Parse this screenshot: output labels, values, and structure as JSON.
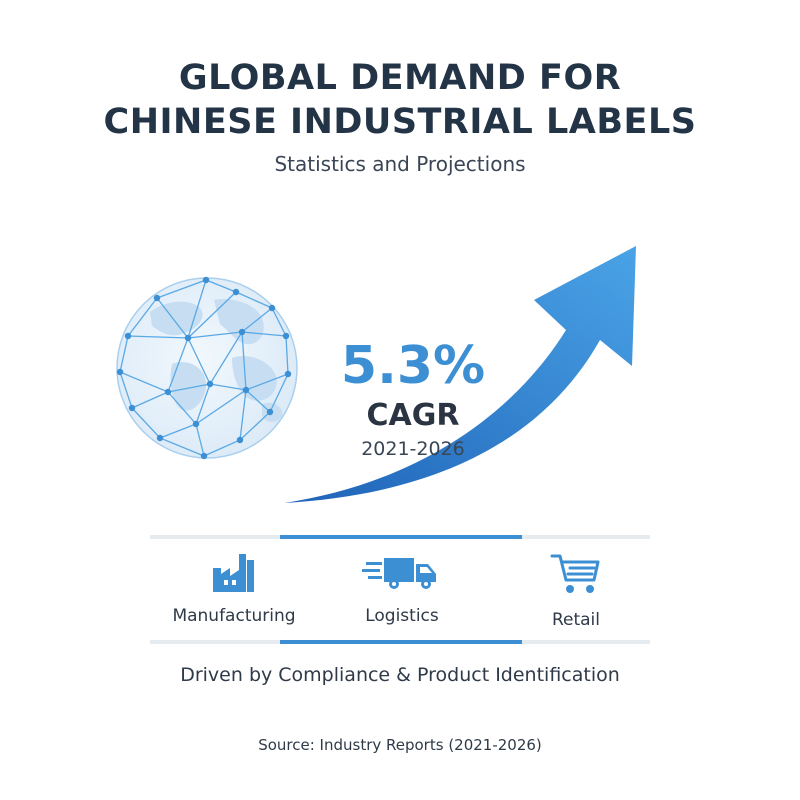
{
  "header": {
    "title_line1": "GLOBAL DEMAND FOR",
    "title_line2": "CHINESE INDUSTRIAL LABELS",
    "subtitle": "Statistics and Projections"
  },
  "stat": {
    "value": "5.3%",
    "label": "CAGR",
    "period": "2021-2026"
  },
  "sectors": [
    {
      "label": "Manufacturing",
      "icon": "factory-icon"
    },
    {
      "label": "Logistics",
      "icon": "delivery-truck-icon"
    },
    {
      "label": "Retail",
      "icon": "shopping-cart-icon"
    }
  ],
  "footer": {
    "driven": "Driven by Compliance & Product Identification",
    "source": "Source: Industry Reports (2021-2026)"
  },
  "colors": {
    "accent": "#3d8fd4",
    "title": "#243447",
    "text": "#2f3a48"
  }
}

» **Work instructions**: Looking at the listing above, how many of its lines contain the string "icon"? Give the number alone.

» **Response for this exercise**: 3